## begin Dataset rows

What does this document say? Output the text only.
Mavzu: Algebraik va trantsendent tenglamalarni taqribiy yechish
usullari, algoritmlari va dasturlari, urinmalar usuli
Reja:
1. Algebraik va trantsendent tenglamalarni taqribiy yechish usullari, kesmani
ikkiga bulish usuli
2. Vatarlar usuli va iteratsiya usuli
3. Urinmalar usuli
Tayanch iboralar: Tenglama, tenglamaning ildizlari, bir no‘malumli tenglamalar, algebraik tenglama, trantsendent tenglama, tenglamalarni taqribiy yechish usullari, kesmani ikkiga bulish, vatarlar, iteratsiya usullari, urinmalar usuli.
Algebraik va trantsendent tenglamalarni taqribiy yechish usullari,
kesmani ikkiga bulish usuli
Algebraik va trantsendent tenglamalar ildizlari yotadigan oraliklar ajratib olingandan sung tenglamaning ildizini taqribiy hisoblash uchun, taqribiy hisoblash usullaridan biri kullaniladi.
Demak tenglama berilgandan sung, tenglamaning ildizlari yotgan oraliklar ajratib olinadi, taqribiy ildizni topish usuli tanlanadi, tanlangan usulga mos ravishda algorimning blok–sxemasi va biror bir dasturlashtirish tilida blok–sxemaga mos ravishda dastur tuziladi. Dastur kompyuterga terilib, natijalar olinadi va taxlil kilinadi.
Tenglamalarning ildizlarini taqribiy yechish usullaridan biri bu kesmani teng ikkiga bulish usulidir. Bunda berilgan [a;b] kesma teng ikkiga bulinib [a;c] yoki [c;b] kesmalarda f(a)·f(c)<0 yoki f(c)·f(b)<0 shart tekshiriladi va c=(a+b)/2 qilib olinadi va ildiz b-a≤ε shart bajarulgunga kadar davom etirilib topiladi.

## end Dataset rows

From the records above, pick out and copy each line holding the word "iteratsiya".

2. Vatarlar usuli va iteratsiya usuli
Tayanch iboralar: Tenglama, tenglamaning ildizlari, bir no‘malumli tenglamalar, algebraik tenglama, trantsendent tenglama, tenglamalarni taqribiy yechish usullari, kesmani ikkiga bulish, vatarlar, iteratsiya usullari, urinmalar usuli.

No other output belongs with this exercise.